Written exercise: Repeat the whole listing exactly as written.
— START OF Data rows —
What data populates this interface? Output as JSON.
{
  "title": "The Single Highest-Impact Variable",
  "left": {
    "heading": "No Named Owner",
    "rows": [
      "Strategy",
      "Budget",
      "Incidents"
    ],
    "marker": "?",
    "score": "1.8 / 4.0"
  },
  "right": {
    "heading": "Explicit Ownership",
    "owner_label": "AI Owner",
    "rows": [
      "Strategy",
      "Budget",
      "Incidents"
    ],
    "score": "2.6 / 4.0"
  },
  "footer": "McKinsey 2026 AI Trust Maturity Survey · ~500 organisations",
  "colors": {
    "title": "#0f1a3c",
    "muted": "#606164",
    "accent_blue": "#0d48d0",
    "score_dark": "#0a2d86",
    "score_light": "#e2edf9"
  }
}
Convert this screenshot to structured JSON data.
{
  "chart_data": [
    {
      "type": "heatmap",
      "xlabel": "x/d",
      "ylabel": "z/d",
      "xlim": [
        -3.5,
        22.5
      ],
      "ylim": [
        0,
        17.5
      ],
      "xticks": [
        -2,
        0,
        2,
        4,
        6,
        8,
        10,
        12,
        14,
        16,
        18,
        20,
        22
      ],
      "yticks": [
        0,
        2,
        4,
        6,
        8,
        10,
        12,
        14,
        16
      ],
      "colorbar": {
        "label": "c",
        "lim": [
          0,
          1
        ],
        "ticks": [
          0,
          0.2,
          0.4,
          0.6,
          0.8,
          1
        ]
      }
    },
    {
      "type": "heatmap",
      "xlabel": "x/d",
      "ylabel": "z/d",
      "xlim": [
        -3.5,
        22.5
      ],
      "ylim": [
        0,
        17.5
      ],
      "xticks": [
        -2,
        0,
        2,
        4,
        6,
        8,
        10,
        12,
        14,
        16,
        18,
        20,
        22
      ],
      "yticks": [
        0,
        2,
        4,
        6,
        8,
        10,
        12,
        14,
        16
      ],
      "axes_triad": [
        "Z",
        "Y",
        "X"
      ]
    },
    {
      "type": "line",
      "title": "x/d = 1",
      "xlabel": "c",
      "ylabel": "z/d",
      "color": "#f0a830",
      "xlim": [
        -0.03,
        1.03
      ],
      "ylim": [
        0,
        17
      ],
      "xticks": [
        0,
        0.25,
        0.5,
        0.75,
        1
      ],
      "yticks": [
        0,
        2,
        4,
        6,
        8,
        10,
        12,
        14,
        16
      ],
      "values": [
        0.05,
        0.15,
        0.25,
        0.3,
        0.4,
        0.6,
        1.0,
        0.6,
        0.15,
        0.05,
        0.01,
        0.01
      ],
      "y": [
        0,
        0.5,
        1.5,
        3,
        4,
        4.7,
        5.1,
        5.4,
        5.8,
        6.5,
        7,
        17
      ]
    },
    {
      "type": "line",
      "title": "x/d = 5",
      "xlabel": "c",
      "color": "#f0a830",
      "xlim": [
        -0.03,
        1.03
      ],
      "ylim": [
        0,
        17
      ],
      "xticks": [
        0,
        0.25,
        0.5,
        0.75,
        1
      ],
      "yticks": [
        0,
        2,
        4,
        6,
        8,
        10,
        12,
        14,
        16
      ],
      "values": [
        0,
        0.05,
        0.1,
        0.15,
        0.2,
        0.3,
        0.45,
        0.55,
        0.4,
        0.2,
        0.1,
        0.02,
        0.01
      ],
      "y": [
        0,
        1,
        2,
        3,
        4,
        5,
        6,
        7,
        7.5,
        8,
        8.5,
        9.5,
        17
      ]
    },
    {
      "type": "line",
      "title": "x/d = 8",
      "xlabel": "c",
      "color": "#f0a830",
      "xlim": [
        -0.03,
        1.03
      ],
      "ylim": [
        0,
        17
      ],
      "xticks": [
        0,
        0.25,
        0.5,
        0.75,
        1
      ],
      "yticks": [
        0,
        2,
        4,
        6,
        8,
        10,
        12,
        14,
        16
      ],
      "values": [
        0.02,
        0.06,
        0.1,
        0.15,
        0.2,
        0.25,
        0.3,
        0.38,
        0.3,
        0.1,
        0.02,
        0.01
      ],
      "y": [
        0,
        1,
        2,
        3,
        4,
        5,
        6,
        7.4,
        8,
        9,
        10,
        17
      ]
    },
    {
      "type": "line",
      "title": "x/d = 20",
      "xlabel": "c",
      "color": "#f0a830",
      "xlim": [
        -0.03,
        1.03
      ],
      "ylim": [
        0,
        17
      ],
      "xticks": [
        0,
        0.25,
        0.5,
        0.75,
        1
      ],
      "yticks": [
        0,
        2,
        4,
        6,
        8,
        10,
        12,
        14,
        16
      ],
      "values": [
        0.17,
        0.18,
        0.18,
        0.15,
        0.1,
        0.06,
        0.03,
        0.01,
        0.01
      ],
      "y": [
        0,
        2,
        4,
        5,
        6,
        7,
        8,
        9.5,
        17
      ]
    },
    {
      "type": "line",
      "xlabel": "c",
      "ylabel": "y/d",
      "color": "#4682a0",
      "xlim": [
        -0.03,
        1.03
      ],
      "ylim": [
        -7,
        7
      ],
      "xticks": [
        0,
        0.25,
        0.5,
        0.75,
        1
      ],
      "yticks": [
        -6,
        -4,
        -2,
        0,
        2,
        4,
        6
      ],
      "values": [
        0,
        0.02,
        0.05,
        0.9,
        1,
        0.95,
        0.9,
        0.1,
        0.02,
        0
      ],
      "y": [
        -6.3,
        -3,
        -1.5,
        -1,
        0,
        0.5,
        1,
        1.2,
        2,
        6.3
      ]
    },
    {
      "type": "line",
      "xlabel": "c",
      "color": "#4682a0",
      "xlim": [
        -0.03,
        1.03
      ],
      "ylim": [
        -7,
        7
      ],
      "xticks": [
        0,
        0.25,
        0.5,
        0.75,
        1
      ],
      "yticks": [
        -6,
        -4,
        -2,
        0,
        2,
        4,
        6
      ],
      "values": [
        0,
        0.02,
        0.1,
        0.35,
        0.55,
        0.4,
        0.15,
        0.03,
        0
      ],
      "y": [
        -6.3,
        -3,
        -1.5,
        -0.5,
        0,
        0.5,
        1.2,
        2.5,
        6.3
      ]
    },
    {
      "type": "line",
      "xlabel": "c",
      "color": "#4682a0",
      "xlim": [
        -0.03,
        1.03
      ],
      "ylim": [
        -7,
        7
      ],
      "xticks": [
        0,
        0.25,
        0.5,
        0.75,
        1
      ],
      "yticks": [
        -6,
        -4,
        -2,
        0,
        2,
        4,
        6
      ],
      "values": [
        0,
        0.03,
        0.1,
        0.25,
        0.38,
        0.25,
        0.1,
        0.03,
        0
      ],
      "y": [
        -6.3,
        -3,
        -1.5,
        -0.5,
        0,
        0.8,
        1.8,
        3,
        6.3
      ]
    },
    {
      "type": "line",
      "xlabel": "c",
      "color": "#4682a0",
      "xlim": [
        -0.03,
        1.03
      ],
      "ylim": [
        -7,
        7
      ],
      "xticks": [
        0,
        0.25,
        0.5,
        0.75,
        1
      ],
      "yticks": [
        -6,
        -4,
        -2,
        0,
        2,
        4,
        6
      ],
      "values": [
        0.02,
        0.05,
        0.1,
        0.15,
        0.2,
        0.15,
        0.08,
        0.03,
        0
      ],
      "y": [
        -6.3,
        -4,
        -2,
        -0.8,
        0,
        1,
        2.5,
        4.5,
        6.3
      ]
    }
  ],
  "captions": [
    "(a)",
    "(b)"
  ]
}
— END OF Data rows —
Exercise output:
What data populates this interface? Output as JSON.
{
  "title": "The Single Highest-Impact Variable",
  "left": {
    "heading": "No Named Owner",
    "rows": [
      "Strategy",
      "Budget",
      "Incidents"
    ],
    "marker": "?",
    "score": "1.8 / 4.0"
  },
  "right": {
    "heading": "Explicit Ownership",
    "owner_label": "AI Owner",
    "rows": [
      "Strategy",
      "Budget",
      "Incidents"
    ],
    "score": "2.6 / 4.0"
  },
  "footer": "McKinsey 2026 AI Trust Maturity Survey · ~500 organisations",
  "colors": {
    "title": "#0f1a3c",
    "muted": "#606164",
    "accent_blue": "#0d48d0",
    "score_dark": "#0a2d86",
    "score_light": "#e2edf9"
  }
}
Convert this screenshot to structured JSON data.
{
  "chart_data": [
    {
      "type": "heatmap",
      "xlabel": "x/d",
      "ylabel": "z/d",
      "xlim": [
        -3.5,
        22.5
      ],
      "ylim": [
        0,
        17.5
      ],
      "xticks": [
        -2,
        0,
        2,
        4,
        6,
        8,
        10,
        12,
        14,
        16,
        18,
        20,
        22
      ],
      "yticks": [
        0,
        2,
        4,
        6,
        8,
        10,
        12,
        14,
        16
      ],
      "colorbar": {
        "label": "c",
        "lim": [
          0,
          1
        ],
        "ticks": [
          0,
          0.2,
          0.4,
          0.6,
          0.8,
          1
        ]
      }
    },
    {
      "type": "heatmap",
      "xlabel": "x/d",
      "ylabel": "z/d",
      "xlim": [
        -3.5,
        22.5
      ],
      "ylim": [
        0,
        17.5
      ],
      "xticks": [
        -2,
        0,
        2,
        4,
        6,
        8,
        10,
        12,
        14,
        16,
        18,
        20,
        22
      ],
      "yticks": [
        0,
        2,
        4,
        6,
        8,
        10,
        12,
        14,
        16
      ],
      "axes_triad": [
        "Z",
        "Y",
        "X"
      ]
    },
    {
      "type": "line",
      "title": "x/d = 1",
      "xlabel": "c",
      "ylabel": "z/d",
      "color": "#f0a830",
      "xlim": [
        -0.03,
        1.03
      ],
      "ylim": [
        0,
        17
      ],
      "xticks": [
        0,
        0.25,
        0.5,
        0.75,
        1
      ],
      "yticks": [
        0,
        2,
        4,
        6,
        8,
        10,
        12,
        14,
        16
      ],
      "values": [
        0.05,
        0.15,
        0.25,
        0.3,
        0.4,
        0.6,
        1.0,
        0.6,
        0.15,
        0.05,
        0.01,
        0.01
      ],
      "y": [
        0,
        0.5,
        1.5,
        3,
        4,
        4.7,
        5.1,
        5.4,
        5.8,
        6.5,
        7,
        17
      ]
    },
    {
      "type": "line",
      "title": "x/d = 5",
      "xlabel": "c",
      "color": "#f0a830",
      "xlim": [
        -0.03,
        1.03
      ],
      "ylim": [
        0,
        17
      ],
      "xticks": [
        0,
        0.25,
        0.5,
        0.75,
        1
      ],
      "yticks": [
        0,
        2,
        4,
        6,
        8,
        10,
        12,
        14,
        16
      ],
      "values": [
        0,
        0.05,
        0.1,
        0.15,
        0.2,
        0.3,
        0.45,
        0.55,
        0.4,
        0.2,
        0.1,
        0.02,
        0.01
      ],
      "y": [
        0,
        1,
        2,
        3,
        4,
        5,
        6,
        7,
        7.5,
        8,
        8.5,
        9.5,
        17
      ]
    },
    {
      "type": "line",
      "title": "x/d = 8",
      "xlabel": "c",
      "color": "#f0a830",
      "xlim": [
        -0.03,
        1.03
      ],
      "ylim": [
        0,
        17
      ],
      "xticks": [
        0,
        0.25,
        0.5,
        0.75,
        1
      ],
      "yticks": [
        0,
        2,
        4,
        6,
        8,
        10,
        12,
        14,
        16
      ],
      "values": [
        0.02,
        0.06,
        0.1,
        0.15,
        0.2,
        0.25,
        0.3,
        0.38,
        0.3,
        0.1,
        0.02,
        0.01
      ],
      "y": [
        0,
        1,
        2,
        3,
        4,
        5,
        6,
        7.4,
        8,
        9,
        10,
        17
      ]
    },
    {
      "type": "line",
      "title": "x/d = 20",
      "xlabel": "c",
      "color": "#f0a830",
      "xlim": [
        -0.03,
        1.03
      ],
      "ylim": [
        0,
        17
      ],
      "xticks": [
        0,
        0.25,
        0.5,
        0.75,
        1
      ],
      "yticks": [
        0,
        2,
        4,
        6,
        8,
        10,
        12,
        14,
        16
      ],
      "values": [
        0.17,
        0.18,
        0.18,
        0.15,
        0.1,
        0.06,
        0.03,
        0.01,
        0.01
      ],
      "y": [
        0,
        2,
        4,
        5,
        6,
        7,
        8,
        9.5,
        17
      ]
    },
    {
      "type": "line",
      "xlabel": "c",
      "ylabel": "y/d",
      "color": "#4682a0",
      "xlim": [
        -0.03,
        1.03
      ],
      "ylim": [
        -7,
        7
      ],
      "xticks": [
        0,
        0.25,
        0.5,
        0.75,
        1
      ],
      "yticks": [
        -6,
        -4,
        -2,
        0,
        2,
        4,
        6
      ],
      "values": [
        0,
        0.02,
        0.05,
        0.9,
        1,
        0.95,
        0.9,
        0.1,
        0.02,
        0
      ],
      "y": [
        -6.3,
        -3,
        -1.5,
        -1,
        0,
        0.5,
        1,
        1.2,
        2,
        6.3
      ]
    },
    {
      "type": "line",
      "xlabel": "c",
      "color": "#4682a0",
      "xlim": [
        -0.03,
        1.03
      ],
      "ylim": [
        -7,
        7
      ],
      "xticks": [
        0,
        0.25,
        0.5,
        0.75,
        1
      ],
      "yticks": [
        -6,
        -4,
        -2,
        0,
        2,
        4,
        6
      ],
      "values": [
        0,
        0.02,
        0.1,
        0.35,
        0.55,
        0.4,
        0.15,
        0.03,
        0
      ],
      "y": [
        -6.3,
        -3,
        -1.5,
        -0.5,
        0,
        0.5,
        1.2,
        2.5,
        6.3
      ]
    },
    {
      "type": "line",
      "xlabel": "c",
      "color": "#4682a0",
      "xlim": [
        -0.03,
        1.03
      ],
      "ylim": [
        -7,
        7
      ],
      "xticks": [
        0,
        0.25,
        0.5,
        0.75,
        1
      ],
      "yticks": [
        -6,
        -4,
        -2,
        0,
        2,
        4,
        6
      ],
      "values": [
        0,
        0.03,
        0.1,
        0.25,
        0.38,
        0.25,
        0.1,
        0.03,
        0
      ],
      "y": [
        -6.3,
        -3,
        -1.5,
        -0.5,
        0,
        0.8,
        1.8,
        3,
        6.3
      ]
    },
    {
      "type": "line",
      "xlabel": "c",
      "color": "#4682a0",
      "xlim": [
        -0.03,
        1.03
      ],
      "ylim": [
        -7,
        7
      ],
      "xticks": [
        0,
        0.25,
        0.5,
        0.75,
        1
      ],
      "yticks": [
        -6,
        -4,
        -2,
        0,
        2,
        4,
        6
      ],
      "values": [
        0.02,
        0.05,
        0.1,
        0.15,
        0.2,
        0.15,
        0.08,
        0.03,
        0
      ],
      "y": [
        -6.3,
        -4,
        -2,
        -0.8,
        0,
        1,
        2.5,
        4.5,
        6.3
      ]
    }
  ],
  "captions": [
    "(a)",
    "(b)"
  ]
}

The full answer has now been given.